Problem description
Lines that hold the word "master" should be located and copied.

Records provided
○ ○ ○ ○ ○
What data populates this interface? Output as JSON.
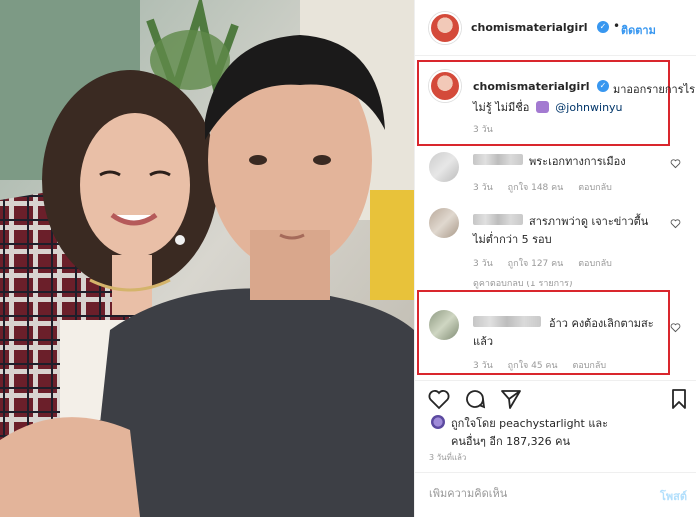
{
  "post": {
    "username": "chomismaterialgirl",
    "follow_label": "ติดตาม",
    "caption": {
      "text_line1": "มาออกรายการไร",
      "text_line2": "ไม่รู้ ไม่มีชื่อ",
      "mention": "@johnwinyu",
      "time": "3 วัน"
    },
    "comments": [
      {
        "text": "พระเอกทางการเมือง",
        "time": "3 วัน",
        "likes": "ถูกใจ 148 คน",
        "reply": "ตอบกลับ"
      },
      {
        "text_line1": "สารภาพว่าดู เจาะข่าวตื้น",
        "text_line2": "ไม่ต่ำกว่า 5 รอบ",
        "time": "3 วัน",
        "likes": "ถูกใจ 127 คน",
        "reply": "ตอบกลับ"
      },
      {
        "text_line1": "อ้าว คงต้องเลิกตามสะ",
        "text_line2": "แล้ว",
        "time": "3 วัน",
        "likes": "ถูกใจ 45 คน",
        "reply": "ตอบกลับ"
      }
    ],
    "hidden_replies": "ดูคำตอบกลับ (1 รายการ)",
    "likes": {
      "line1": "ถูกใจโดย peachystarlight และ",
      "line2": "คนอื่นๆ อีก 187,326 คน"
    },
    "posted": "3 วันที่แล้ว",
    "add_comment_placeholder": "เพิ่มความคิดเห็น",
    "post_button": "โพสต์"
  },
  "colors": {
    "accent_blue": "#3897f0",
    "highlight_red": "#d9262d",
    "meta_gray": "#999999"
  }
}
○ ○ ○ ○ ○
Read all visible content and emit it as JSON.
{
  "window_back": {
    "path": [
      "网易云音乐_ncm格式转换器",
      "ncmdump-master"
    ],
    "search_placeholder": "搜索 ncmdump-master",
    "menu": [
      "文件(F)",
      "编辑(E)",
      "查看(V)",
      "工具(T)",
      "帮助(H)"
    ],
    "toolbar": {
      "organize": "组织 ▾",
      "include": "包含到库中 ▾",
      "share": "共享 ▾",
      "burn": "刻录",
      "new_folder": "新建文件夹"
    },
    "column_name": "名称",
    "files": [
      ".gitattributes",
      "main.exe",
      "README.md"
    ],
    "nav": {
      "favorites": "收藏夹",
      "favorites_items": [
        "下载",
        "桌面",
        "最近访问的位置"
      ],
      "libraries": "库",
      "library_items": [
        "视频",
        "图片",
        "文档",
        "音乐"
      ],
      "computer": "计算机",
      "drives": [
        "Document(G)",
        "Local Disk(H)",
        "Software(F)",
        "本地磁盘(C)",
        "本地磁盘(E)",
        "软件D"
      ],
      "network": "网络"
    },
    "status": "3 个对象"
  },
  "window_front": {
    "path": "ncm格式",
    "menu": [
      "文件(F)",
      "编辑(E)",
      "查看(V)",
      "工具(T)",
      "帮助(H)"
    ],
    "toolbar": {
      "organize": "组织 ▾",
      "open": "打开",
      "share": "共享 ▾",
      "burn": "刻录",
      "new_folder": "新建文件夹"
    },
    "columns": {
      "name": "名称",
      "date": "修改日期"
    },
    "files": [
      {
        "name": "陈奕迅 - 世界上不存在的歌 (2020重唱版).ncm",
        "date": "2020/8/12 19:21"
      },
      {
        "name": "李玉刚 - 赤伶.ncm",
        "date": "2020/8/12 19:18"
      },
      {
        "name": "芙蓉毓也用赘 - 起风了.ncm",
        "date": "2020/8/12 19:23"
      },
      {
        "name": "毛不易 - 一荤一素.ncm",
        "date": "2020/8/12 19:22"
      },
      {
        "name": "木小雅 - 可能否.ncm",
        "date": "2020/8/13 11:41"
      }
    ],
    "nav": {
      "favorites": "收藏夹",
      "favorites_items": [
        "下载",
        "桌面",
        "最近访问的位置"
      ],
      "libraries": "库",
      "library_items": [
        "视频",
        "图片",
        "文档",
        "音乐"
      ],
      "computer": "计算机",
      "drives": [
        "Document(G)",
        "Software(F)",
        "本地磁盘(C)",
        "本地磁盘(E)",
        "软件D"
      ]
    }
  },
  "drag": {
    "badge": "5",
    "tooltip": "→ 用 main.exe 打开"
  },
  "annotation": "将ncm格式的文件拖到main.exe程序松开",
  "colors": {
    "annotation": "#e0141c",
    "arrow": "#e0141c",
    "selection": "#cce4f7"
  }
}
○ ○ ○ ○ ○
Solution to this problem
      "ncmdump-master"
    "search_placeholder": "搜索 ncmdump-master",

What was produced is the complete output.